··· Data to use

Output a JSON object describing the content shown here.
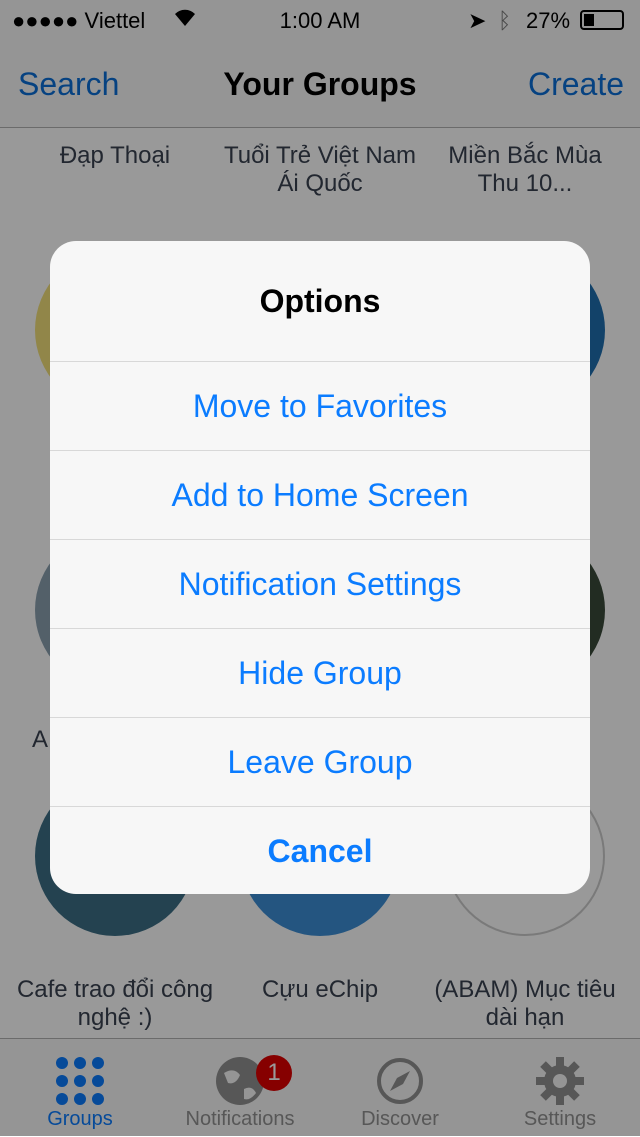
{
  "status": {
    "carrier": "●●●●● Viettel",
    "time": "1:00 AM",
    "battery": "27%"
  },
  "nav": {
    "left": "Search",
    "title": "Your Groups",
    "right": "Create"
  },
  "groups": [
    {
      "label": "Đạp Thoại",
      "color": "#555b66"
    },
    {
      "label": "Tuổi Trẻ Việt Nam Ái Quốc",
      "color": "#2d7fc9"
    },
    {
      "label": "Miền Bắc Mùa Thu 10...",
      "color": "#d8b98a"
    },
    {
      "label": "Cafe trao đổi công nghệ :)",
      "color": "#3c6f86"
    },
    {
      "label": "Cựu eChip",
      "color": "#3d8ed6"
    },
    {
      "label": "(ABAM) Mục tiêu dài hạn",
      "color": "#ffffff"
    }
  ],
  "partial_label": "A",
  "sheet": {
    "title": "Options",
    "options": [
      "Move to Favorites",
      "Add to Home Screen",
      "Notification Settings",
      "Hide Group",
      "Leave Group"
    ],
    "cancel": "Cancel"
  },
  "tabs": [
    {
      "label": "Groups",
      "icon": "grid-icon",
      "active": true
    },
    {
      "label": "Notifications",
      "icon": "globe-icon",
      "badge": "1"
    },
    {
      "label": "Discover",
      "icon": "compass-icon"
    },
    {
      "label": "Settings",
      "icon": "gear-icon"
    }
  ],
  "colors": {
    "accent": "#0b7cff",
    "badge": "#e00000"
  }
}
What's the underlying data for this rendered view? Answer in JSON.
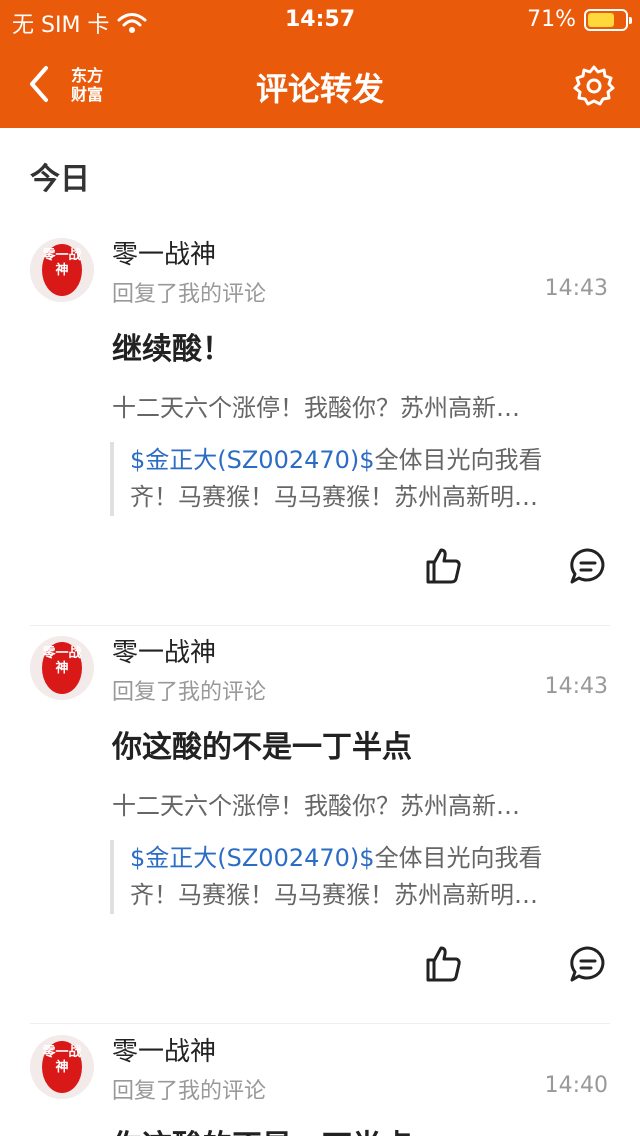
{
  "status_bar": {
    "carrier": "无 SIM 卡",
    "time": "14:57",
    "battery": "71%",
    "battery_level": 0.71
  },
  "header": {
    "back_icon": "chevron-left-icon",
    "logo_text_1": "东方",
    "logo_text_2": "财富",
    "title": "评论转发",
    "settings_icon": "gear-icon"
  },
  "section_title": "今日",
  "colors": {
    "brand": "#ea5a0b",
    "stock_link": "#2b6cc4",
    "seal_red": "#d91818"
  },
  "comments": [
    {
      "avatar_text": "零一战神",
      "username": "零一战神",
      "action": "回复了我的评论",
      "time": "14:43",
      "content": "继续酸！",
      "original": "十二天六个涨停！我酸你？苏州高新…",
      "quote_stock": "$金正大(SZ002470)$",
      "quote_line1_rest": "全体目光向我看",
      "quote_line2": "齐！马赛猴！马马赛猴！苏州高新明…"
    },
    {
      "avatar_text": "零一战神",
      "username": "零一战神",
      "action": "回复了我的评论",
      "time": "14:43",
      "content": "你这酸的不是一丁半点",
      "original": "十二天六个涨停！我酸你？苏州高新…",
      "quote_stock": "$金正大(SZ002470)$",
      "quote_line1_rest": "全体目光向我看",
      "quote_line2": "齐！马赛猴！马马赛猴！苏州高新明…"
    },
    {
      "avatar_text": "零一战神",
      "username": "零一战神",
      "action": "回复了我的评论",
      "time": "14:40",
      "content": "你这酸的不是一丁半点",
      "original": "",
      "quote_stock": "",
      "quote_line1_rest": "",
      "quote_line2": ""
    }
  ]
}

······
··· Data to use

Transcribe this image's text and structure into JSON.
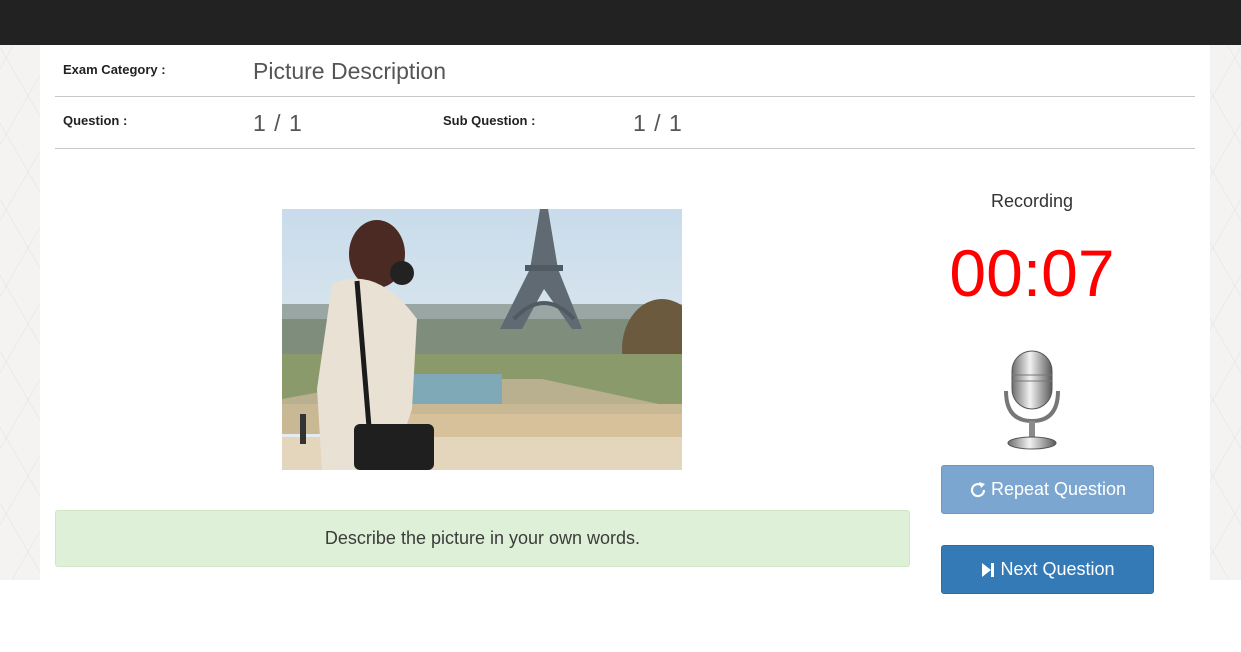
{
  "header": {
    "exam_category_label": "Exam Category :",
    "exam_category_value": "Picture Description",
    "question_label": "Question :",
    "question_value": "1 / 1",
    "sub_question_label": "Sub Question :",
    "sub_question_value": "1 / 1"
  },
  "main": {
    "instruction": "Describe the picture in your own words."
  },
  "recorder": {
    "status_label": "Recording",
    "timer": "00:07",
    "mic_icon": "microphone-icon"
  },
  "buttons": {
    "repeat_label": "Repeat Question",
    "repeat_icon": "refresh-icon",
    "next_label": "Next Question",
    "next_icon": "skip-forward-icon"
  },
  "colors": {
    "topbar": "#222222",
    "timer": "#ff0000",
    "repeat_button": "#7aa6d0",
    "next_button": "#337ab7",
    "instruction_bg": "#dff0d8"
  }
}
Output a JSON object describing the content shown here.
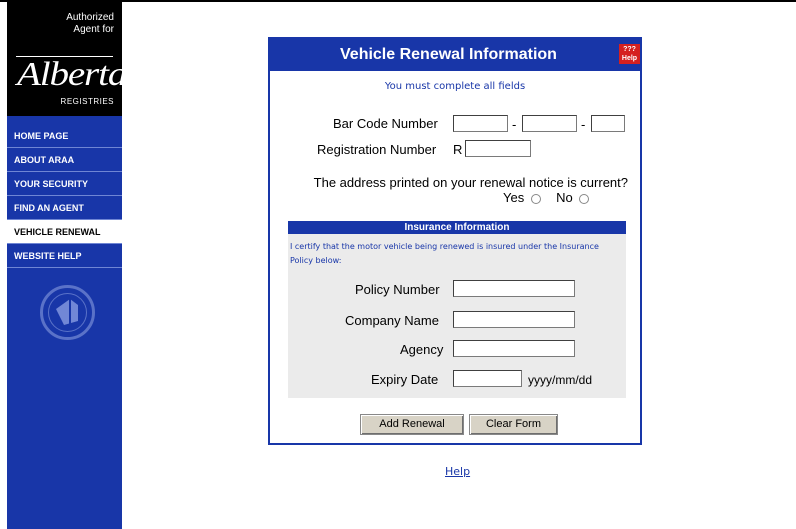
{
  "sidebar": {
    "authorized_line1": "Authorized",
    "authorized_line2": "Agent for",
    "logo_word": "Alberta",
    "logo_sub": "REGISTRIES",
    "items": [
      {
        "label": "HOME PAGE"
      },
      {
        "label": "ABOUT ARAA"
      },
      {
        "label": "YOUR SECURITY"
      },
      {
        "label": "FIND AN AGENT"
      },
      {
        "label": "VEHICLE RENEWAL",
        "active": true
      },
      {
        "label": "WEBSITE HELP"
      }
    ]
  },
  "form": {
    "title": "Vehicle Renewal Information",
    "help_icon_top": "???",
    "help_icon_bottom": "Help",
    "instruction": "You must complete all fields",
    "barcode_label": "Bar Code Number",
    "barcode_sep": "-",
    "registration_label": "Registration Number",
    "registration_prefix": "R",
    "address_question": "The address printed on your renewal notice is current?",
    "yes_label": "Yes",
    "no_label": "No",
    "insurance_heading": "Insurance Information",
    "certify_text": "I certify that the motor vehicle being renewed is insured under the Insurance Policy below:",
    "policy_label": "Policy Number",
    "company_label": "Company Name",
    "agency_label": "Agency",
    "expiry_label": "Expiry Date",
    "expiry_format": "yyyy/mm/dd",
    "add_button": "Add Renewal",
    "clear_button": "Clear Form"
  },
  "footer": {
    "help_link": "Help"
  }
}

······
··· Data to use

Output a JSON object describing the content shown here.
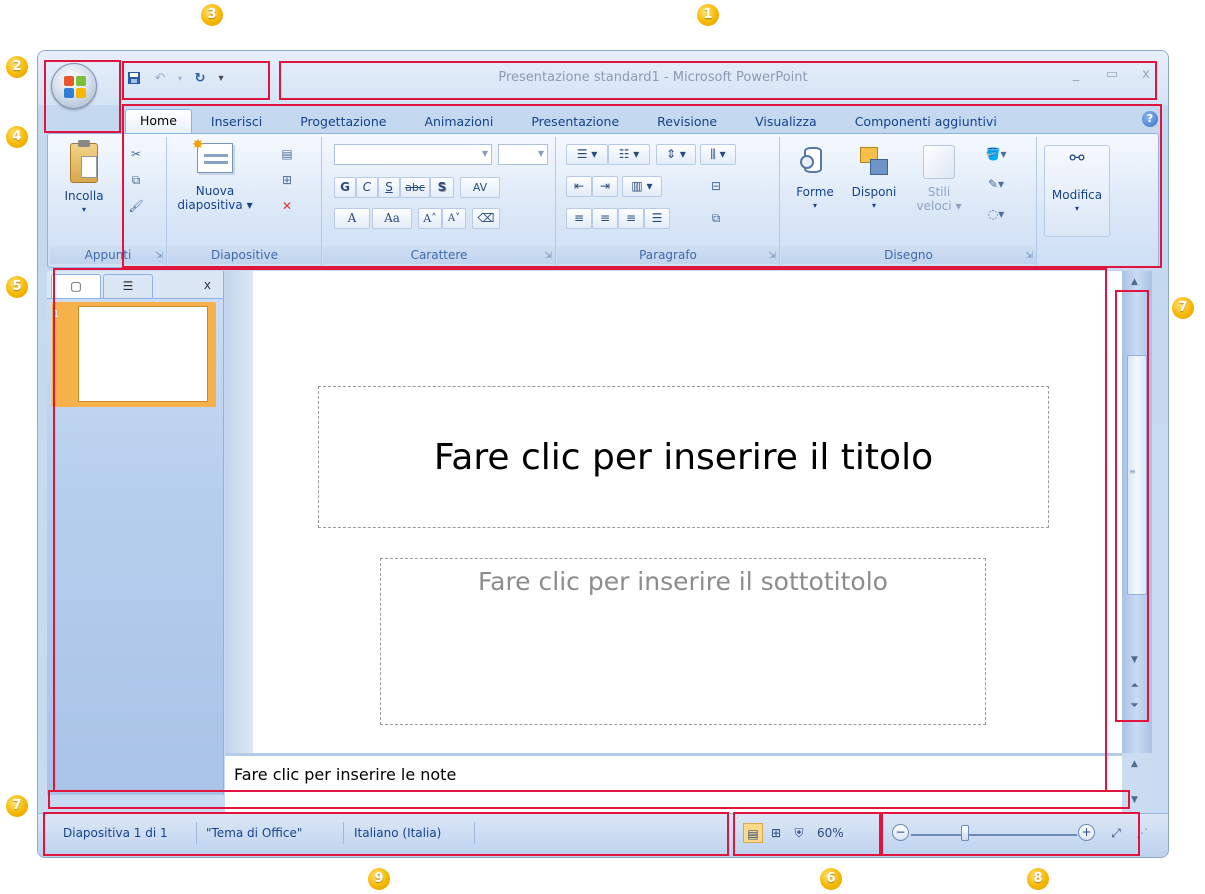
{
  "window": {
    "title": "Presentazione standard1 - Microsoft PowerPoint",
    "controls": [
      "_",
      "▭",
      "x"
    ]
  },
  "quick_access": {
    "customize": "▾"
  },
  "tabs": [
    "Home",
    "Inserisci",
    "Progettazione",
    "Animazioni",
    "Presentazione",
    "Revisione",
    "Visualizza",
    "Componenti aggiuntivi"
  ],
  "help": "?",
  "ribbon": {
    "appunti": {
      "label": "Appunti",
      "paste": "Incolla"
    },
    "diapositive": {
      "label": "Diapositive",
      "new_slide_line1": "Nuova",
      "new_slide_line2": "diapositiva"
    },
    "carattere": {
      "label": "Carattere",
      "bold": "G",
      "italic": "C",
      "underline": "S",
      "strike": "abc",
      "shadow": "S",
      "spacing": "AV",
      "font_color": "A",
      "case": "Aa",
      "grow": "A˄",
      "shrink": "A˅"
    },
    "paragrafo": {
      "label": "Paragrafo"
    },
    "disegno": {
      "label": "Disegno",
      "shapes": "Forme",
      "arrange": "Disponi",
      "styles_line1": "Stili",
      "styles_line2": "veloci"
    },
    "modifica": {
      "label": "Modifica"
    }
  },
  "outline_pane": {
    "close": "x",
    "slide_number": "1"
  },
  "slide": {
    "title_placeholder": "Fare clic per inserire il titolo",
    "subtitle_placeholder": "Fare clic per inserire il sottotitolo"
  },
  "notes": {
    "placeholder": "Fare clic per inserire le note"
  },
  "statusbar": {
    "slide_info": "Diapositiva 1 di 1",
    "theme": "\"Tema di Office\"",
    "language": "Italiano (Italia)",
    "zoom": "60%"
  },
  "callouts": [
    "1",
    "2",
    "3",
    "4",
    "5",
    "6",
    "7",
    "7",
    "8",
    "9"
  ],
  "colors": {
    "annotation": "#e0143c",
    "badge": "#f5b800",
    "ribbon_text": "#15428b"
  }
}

······

→ **What is asked**
Using the records above, pull out each line where the word "this" occurs.

→ **Solution to the exercise**
What's the underlying data for this rendered view? Answer in JSON.
Transcribe this image's text and structure into JSON.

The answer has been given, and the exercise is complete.